# What is required
Keep the pictures out of the copy and repeat the records exactly.

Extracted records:

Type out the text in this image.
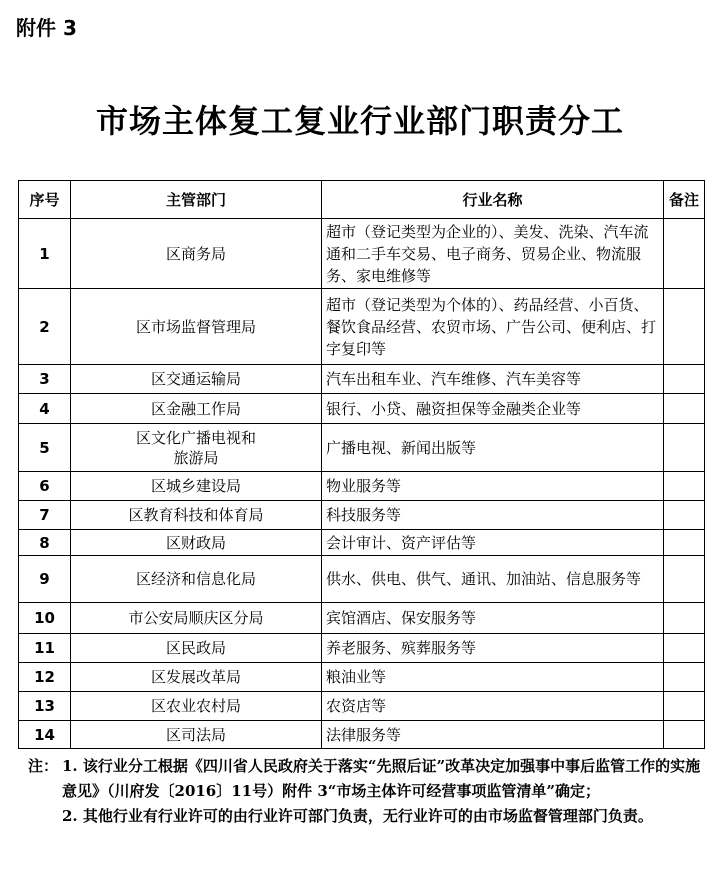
附件 3
市场主体复工复业行业部门职责分工
序号	主管部门	行业名称	备注
1	区商务局	超市（登记类型为企业的）、美发、洗染、汽车流通和二手车交易、电子商务、贸易企业、物流服务、家电维修等	
2	区市场监督管理局	超市（登记类型为个体的）、药品经营、小百货、餐饮食品经营、农贸市场、广告公司、便利店、打字复印等	
3	区交通运输局	汽车出租车业、汽车维修、汽车美容等	
4	区金融工作局	银行、小贷、融资担保等金融类企业等	
5	区文化广播电视和旅游局	广播电视、新闻出版等	
6	区城乡建设局	物业服务等	
7	区教育科技和体育局	科技服务等	
8	区财政局	会计审计、资产评估等	
9	区经济和信息化局	供水、供电、供气、通讯、加油站、信息服务等	
10	市公安局顺庆区分局	宾馆酒店、保安服务等	
11	区民政局	养老服务、殡葬服务等	
12	区发展改革局	粮油业等	
13	区农业农村局	农资店等	
14	区司法局	法律服务等	

注： 1. 该行业分工根据《四川省人民政府关于落实“先照后证”改革决定加强事中事后监管工作的实施意见》（川府发〔2016〕11号）附件 3“市场主体许可经营事项监管清单”确定；

2. 其他行业有行业许可的由行业许可部门负责，无行业许可的由市场监督管理部门负责。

# Answer below
Type out the text in this image.
附件 3
市场主体复工复业行业部门职责分工
序号	主管部门	行业名称	备注
1	区商务局	超市（登记类型为企业的）、美发、洗染、汽车流通和二手车交易、电子商务、贸易企业、物流服务、家电维修等	
2	区市场监督管理局	超市（登记类型为个体的）、药品经营、小百货、餐饮食品经营、农贸市场、广告公司、便利店、打字复印等	
3	区交通运输局	汽车出租车业、汽车维修、汽车美容等	
4	区金融工作局	银行、小贷、融资担保等金融类企业等	
5	区文化广播电视和旅游局	广播电视、新闻出版等	
6	区城乡建设局	物业服务等	
7	区教育科技和体育局	科技服务等	
8	区财政局	会计审计、资产评估等	
9	区经济和信息化局	供水、供电、供气、通讯、加油站、信息服务等	
10	市公安局顺庆区分局	宾馆酒店、保安服务等	
11	区民政局	养老服务、殡葬服务等	
12	区发展改革局	粮油业等	
13	区农业农村局	农资店等	
14	区司法局	法律服务等	

注： 1. 该行业分工根据《四川省人民政府关于落实“先照后证”改革决定加强事中事后监管工作的实施意见》（川府发〔2016〕11号）附件 3“市场主体许可经营事项监管清单”确定；

2. 其他行业有行业许可的由行业许可部门负责，无行业许可的由市场监督管理部门负责。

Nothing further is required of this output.